◆ CHALLENGE ◆
Print all of the entries exactly, minus the pictures.

— START SOURCE MATERIAL —

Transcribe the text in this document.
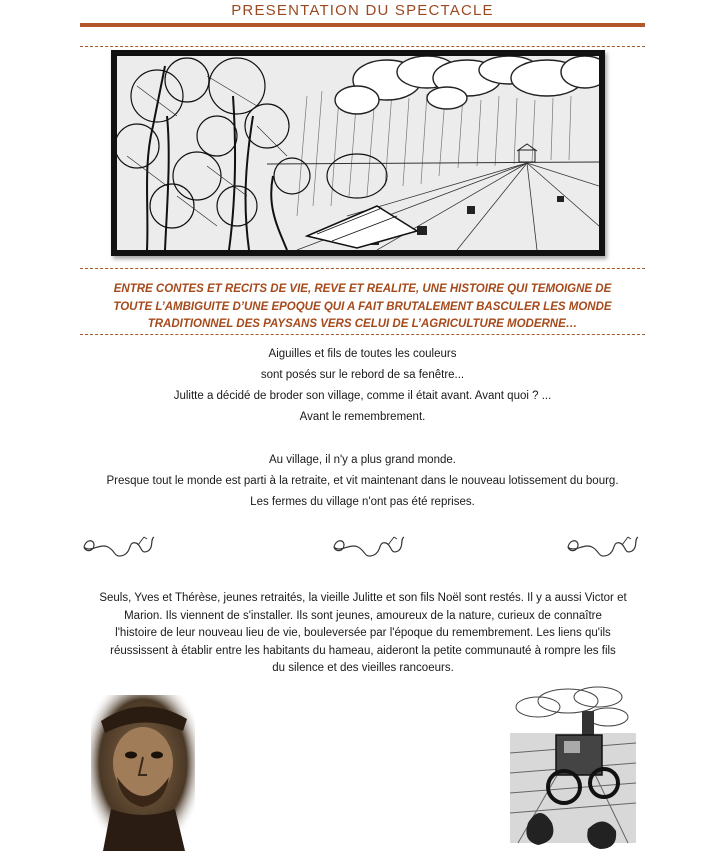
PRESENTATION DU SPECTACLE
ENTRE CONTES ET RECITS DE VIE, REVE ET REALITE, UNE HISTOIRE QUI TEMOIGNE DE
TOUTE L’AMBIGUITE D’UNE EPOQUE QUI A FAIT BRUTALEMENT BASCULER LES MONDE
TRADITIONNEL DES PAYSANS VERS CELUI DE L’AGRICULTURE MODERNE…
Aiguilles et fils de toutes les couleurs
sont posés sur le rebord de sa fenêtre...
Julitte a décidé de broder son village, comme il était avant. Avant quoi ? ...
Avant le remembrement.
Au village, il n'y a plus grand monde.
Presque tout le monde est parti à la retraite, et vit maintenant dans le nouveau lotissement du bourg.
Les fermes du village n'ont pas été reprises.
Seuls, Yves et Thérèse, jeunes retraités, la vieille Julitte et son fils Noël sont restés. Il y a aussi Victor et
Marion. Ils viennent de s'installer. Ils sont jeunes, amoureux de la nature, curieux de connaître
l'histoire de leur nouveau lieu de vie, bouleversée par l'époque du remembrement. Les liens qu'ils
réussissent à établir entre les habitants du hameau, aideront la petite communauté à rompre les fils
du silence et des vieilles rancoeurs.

— END SOURCE MATERIAL —

◆ ANSWER TO THE TASK ◆
Transcribe the text in this document.
PRESENTATION DU SPECTACLE
ENTRE CONTES ET RECITS DE VIE, REVE ET REALITE, UNE HISTOIRE QUI TEMOIGNE DE
TOUTE L’AMBIGUITE D’UNE EPOQUE QUI A FAIT BRUTALEMENT BASCULER LES MONDE
TRADITIONNEL DES PAYSANS VERS CELUI DE L’AGRICULTURE MODERNE…
Aiguilles et fils de toutes les couleurs
sont posés sur le rebord de sa fenêtre...
Julitte a décidé de broder son village, comme il était avant. Avant quoi ? ...
Avant le remembrement.
Au village, il n'y a plus grand monde.
Presque tout le monde est parti à la retraite, et vit maintenant dans le nouveau lotissement du bourg.
Les fermes du village n'ont pas été reprises.
Seuls, Yves et Thérèse, jeunes retraités, la vieille Julitte et son fils Noël sont restés. Il y a aussi Victor et
Marion. Ils viennent de s'installer. Ils sont jeunes, amoureux de la nature, curieux de connaître
l'histoire de leur nouveau lieu de vie, bouleversée par l'époque du remembrement. Les liens qu'ils
réussissent à établir entre les habitants du hameau, aideront la petite communauté à rompre les fils
du silence et des vieilles rancoeurs.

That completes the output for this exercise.